[Stated task]: Would you write out the entries below, every one of them, exactly?

-=-=-=-=-

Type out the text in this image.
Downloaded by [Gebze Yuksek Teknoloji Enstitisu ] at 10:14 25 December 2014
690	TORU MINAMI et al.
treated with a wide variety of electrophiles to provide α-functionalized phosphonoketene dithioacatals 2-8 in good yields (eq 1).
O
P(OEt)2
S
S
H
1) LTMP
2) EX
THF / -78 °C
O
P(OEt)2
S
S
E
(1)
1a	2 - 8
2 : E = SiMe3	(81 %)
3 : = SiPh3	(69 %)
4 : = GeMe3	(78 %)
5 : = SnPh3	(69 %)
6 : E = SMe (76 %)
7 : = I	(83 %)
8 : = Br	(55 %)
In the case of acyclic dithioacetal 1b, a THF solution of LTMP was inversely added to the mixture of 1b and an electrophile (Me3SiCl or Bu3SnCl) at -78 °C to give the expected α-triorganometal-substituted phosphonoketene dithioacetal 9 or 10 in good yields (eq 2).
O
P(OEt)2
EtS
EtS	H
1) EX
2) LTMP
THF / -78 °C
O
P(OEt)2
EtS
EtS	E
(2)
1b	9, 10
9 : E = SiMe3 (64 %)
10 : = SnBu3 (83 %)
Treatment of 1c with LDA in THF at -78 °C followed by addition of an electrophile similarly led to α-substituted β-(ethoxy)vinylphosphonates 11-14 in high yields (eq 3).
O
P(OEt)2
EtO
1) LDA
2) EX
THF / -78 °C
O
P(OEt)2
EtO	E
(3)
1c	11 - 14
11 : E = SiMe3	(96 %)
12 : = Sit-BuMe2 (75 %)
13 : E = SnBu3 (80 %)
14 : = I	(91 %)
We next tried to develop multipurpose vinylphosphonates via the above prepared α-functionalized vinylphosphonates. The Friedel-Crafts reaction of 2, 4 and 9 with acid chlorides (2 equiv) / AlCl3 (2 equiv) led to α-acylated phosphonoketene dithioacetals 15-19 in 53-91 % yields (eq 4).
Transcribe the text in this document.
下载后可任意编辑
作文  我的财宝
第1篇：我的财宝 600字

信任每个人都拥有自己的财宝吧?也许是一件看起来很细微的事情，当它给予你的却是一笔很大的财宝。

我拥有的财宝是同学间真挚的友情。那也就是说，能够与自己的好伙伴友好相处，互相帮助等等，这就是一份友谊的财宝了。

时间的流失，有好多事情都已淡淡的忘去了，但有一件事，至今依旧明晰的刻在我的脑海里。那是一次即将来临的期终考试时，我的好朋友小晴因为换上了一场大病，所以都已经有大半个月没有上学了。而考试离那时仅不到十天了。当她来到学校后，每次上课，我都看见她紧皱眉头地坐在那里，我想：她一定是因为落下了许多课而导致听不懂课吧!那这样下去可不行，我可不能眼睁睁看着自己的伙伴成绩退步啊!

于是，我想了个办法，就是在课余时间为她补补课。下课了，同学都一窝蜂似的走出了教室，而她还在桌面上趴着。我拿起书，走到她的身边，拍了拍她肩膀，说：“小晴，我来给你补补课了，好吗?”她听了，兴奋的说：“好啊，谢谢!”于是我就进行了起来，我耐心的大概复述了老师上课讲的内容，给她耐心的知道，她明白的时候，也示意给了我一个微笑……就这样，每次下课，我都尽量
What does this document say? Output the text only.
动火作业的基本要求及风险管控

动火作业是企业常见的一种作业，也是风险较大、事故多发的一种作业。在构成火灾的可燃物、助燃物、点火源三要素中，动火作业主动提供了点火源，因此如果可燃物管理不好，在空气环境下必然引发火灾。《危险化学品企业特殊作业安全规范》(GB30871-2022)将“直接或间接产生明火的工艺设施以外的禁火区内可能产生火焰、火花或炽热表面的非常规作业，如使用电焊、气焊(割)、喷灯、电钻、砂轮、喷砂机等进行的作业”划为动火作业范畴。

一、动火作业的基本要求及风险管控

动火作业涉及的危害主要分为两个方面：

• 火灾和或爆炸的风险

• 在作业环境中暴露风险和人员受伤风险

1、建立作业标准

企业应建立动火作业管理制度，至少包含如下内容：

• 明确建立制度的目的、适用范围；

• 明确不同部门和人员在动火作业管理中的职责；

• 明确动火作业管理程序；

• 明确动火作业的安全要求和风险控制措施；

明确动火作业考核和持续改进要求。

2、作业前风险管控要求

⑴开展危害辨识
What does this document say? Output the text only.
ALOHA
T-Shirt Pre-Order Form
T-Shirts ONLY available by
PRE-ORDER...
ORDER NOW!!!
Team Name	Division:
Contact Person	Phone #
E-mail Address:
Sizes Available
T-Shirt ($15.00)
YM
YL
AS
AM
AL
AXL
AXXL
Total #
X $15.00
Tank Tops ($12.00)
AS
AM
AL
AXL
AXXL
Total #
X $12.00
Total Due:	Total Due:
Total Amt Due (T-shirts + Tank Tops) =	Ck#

-=-=-=-=-

[Solution for this exercise]:
Type out the text in this image.
Downloaded by [Gebze Yuksek Teknoloji Enstitisu ] at 10:14 25 December 2014
690	TORU MINAMI et al.
treated with a wide variety of electrophiles to provide α-functionalized phosphonoketene dithioacatals 2-8 in good yields (eq 1).
O
P(OEt)2
S
S
H
1) LTMP
2) EX
THF / -78 °C
O
P(OEt)2
S
S
E
(1)
1a	2 - 8
2 : E = SiMe3	(81 %)
3 : = SiPh3	(69 %)
4 : = GeMe3	(78 %)
5 : = SnPh3	(69 %)
6 : E = SMe (76 %)
7 : = I	(83 %)
8 : = Br	(55 %)
In the case of acyclic dithioacetal 1b, a THF solution of LTMP was inversely added to the mixture of 1b and an electrophile (Me3SiCl or Bu3SnCl) at -78 °C to give the expected α-triorganometal-substituted phosphonoketene dithioacetal 9 or 10 in good yields (eq 2).
O
P(OEt)2
EtS
EtS	H
1) EX
2) LTMP
THF / -78 °C
O
P(OEt)2
EtS
EtS	E
(2)
1b	9, 10
9 : E = SiMe3 (64 %)
10 : = SnBu3 (83 %)
Treatment of 1c with LDA in THF at -78 °C followed by addition of an electrophile similarly led to α-substituted β-(ethoxy)vinylphosphonates 11-14 in high yields (eq 3).
O
P(OEt)2
EtO
1) LDA
2) EX
THF / -78 °C
O
P(OEt)2
EtO	E
(3)
1c	11 - 14
11 : E = SiMe3	(96 %)
12 : = Sit-BuMe2 (75 %)
13 : E = SnBu3 (80 %)
14 : = I	(91 %)
We next tried to develop multipurpose vinylphosphonates via the above prepared α-functionalized vinylphosphonates. The Friedel-Crafts reaction of 2, 4 and 9 with acid chlorides (2 equiv) / AlCl3 (2 equiv) led to α-acylated phosphonoketene dithioacetals 15-19 in 53-91 % yields (eq 4).
Transcribe the text in this document.
下载后可任意编辑
作文  我的财宝
第1篇：我的财宝 600字

信任每个人都拥有自己的财宝吧?也许是一件看起来很细微的事情，当它给予你的却是一笔很大的财宝。

我拥有的财宝是同学间真挚的友情。那也就是说，能够与自己的好伙伴友好相处，互相帮助等等，这就是一份友谊的财宝了。

时间的流失，有好多事情都已淡淡的忘去了，但有一件事，至今依旧明晰的刻在我的脑海里。那是一次即将来临的期终考试时，我的好朋友小晴因为换上了一场大病，所以都已经有大半个月没有上学了。而考试离那时仅不到十天了。当她来到学校后，每次上课，我都看见她紧皱眉头地坐在那里，我想：她一定是因为落下了许多课而导致听不懂课吧!那这样下去可不行，我可不能眼睁睁看着自己的伙伴成绩退步啊!

于是，我想了个办法，就是在课余时间为她补补课。下课了，同学都一窝蜂似的走出了教室，而她还在桌面上趴着。我拿起书，走到她的身边，拍了拍她肩膀，说：“小晴，我来给你补补课了，好吗?”她听了，兴奋的说：“好啊，谢谢!”于是我就进行了起来，我耐心的大概复述了老师上课讲的内容，给她耐心的知道，她明白的时候，也示意给了我一个微笑……就这样，每次下课，我都尽量
What does this document say? Output the text only.
动火作业的基本要求及风险管控

动火作业是企业常见的一种作业，也是风险较大、事故多发的一种作业。在构成火灾的可燃物、助燃物、点火源三要素中，动火作业主动提供了点火源，因此如果可燃物管理不好，在空气环境下必然引发火灾。《危险化学品企业特殊作业安全规范》(GB30871-2022)将“直接或间接产生明火的工艺设施以外的禁火区内可能产生火焰、火花或炽热表面的非常规作业，如使用电焊、气焊(割)、喷灯、电钻、砂轮、喷砂机等进行的作业”划为动火作业范畴。

一、动火作业的基本要求及风险管控

动火作业涉及的危害主要分为两个方面：

• 火灾和或爆炸的风险

• 在作业环境中暴露风险和人员受伤风险

1、建立作业标准

企业应建立动火作业管理制度，至少包含如下内容：

• 明确建立制度的目的、适用范围；

• 明确不同部门和人员在动火作业管理中的职责；

• 明确动火作业管理程序；

• 明确动火作业的安全要求和风险控制措施；

明确动火作业考核和持续改进要求。

2、作业前风险管控要求

⑴开展危害辨识
What does this document say? Output the text only.
ALOHA
T-Shirt Pre-Order Form
T-Shirts ONLY available by
PRE-ORDER...
ORDER NOW!!!
Team Name	Division:
Contact Person	Phone #
E-mail Address:
Sizes Available
T-Shirt ($15.00)
YM
YL
AS
AM
AL
AXL
AXXL
Total #
X $15.00
Tank Tops ($12.00)
AS
AM
AL
AXL
AXXL
Total #
X $12.00
Total Due:	Total Due:
Total Amt Due (T-shirts + Tank Tops) =	Ck#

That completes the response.